— Begin GIVEN RECORDS —

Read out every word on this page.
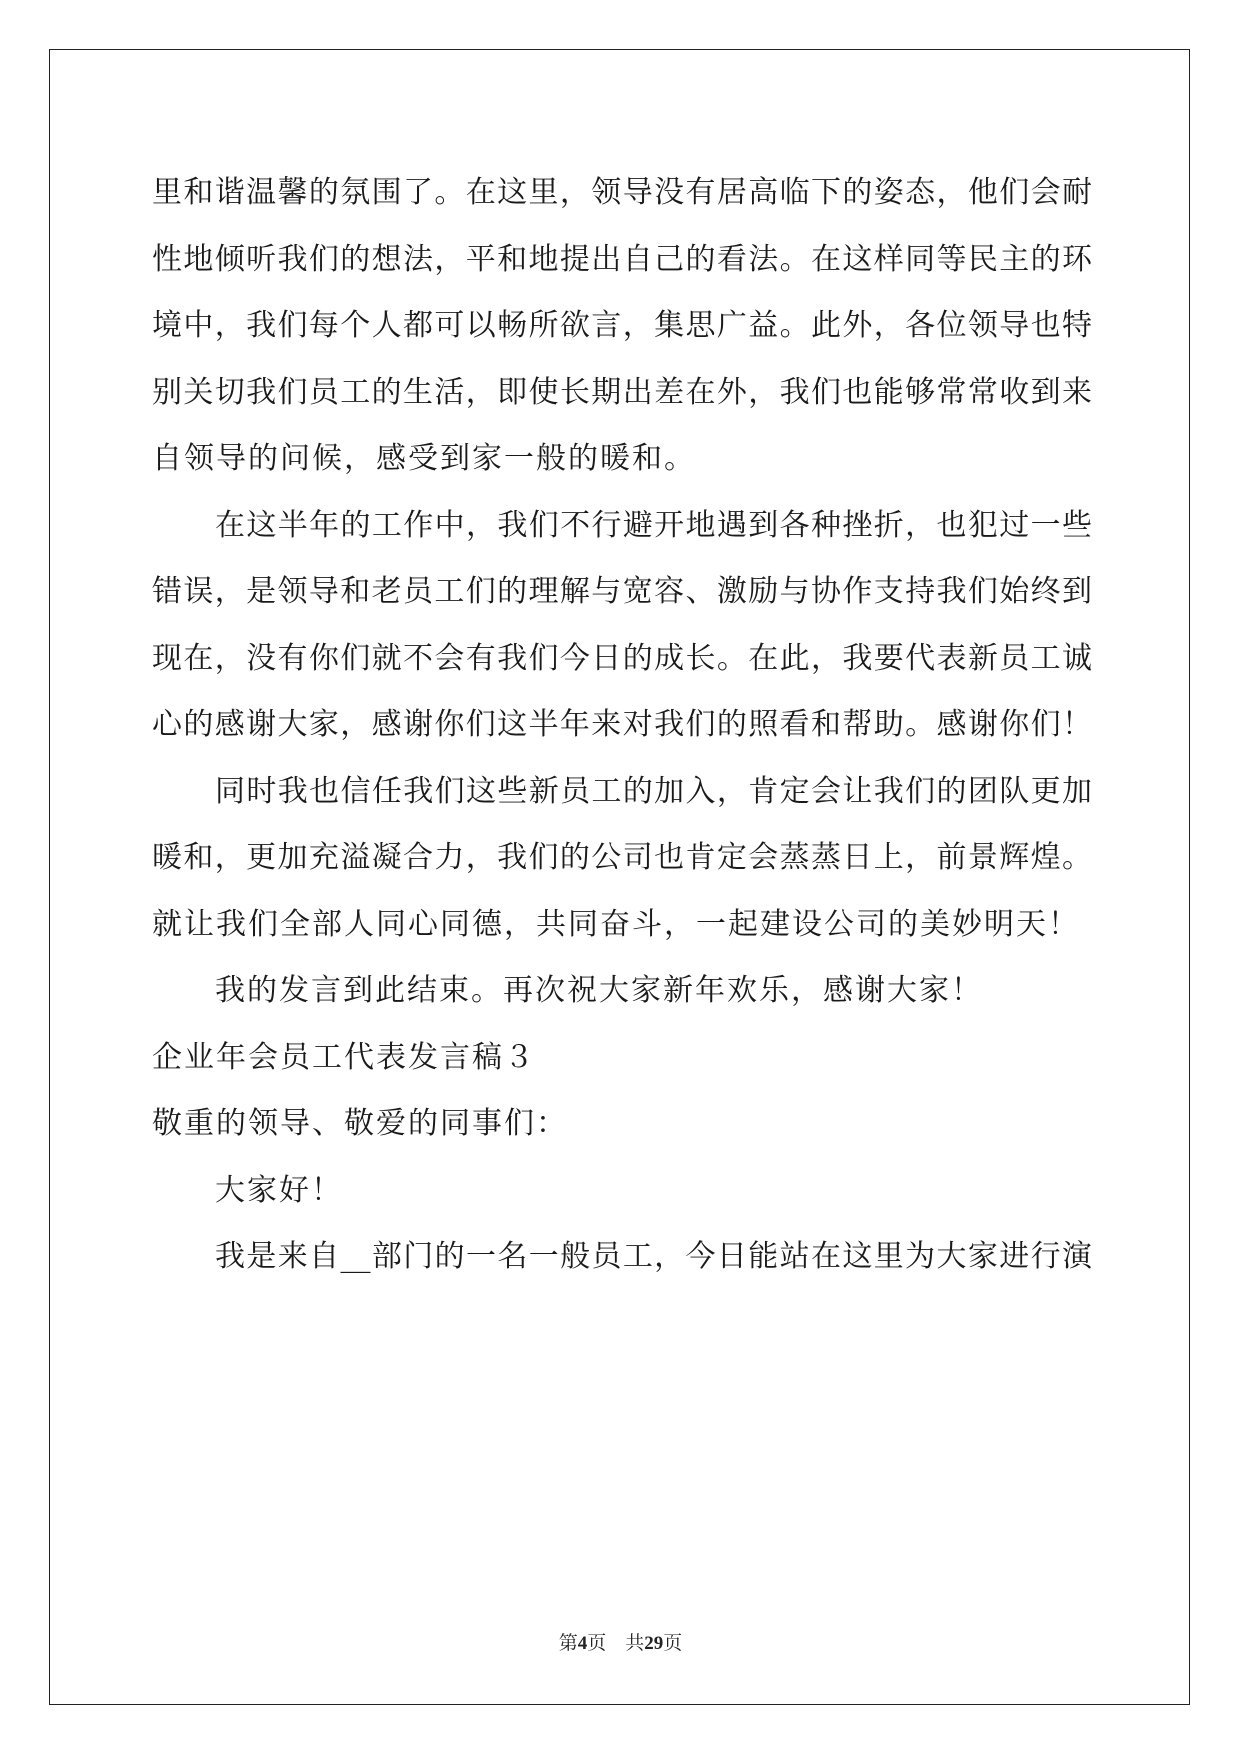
里和谐温馨的氛围了。在这里，领导没有居高临下的姿态，他们会耐
性地倾听我们的想法，平和地提出自己的看法。在这样同等民主的环
境中，我们每个人都可以畅所欲言，集思广益。此外，各位领导也特
别关切我们员工的生活，即使长期出差在外，我们也能够常常收到来
自领导的问候，感受到家一般的暖和。
在这半年的工作中，我们不行避开地遇到各种挫折，也犯过一些
错误，是领导和老员工们的理解与宽容、激励与协作支持我们始终到
现在，没有你们就不会有我们今日的成长。在此，我要代表新员工诚
心的感谢大家，感谢你们这半年来对我们的照看和帮助。感谢你们！
同时我也信任我们这些新员工的加入，肯定会让我们的团队更加
暖和，更加充溢凝合力，我们的公司也肯定会蒸蒸日上，前景辉煌。
就让我们全部人同心同德，共同奋斗，一起建设公司的美妙明天！
我的发言到此结束。再次祝大家新年欢乐，感谢大家！
企业年会员工代表发言稿３
敬重的领导、敬爱的同事们：
大家好！
我是来自__部门的一名一般员工，今日能站在这里为大家进行演
第4页 共29页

— End GIVEN RECORDS —

(WHAT THE TASK REQUIRES) Copy the whole listing above word for word but do not carry over the pictures.

(SOLUTION)
Read out every word on this page.
里和谐温馨的氛围了。在这里，领导没有居高临下的姿态，他们会耐
性地倾听我们的想法，平和地提出自己的看法。在这样同等民主的环
境中，我们每个人都可以畅所欲言，集思广益。此外，各位领导也特
别关切我们员工的生活，即使长期出差在外，我们也能够常常收到来
自领导的问候，感受到家一般的暖和。
在这半年的工作中，我们不行避开地遇到各种挫折，也犯过一些
错误，是领导和老员工们的理解与宽容、激励与协作支持我们始终到
现在，没有你们就不会有我们今日的成长。在此，我要代表新员工诚
心的感谢大家，感谢你们这半年来对我们的照看和帮助。感谢你们！
同时我也信任我们这些新员工的加入，肯定会让我们的团队更加
暖和，更加充溢凝合力，我们的公司也肯定会蒸蒸日上，前景辉煌。
就让我们全部人同心同德，共同奋斗，一起建设公司的美妙明天！
我的发言到此结束。再次祝大家新年欢乐，感谢大家！
企业年会员工代表发言稿３
敬重的领导、敬爱的同事们：
大家好！
我是来自__部门的一名一般员工，今日能站在这里为大家进行演
第4页 共29页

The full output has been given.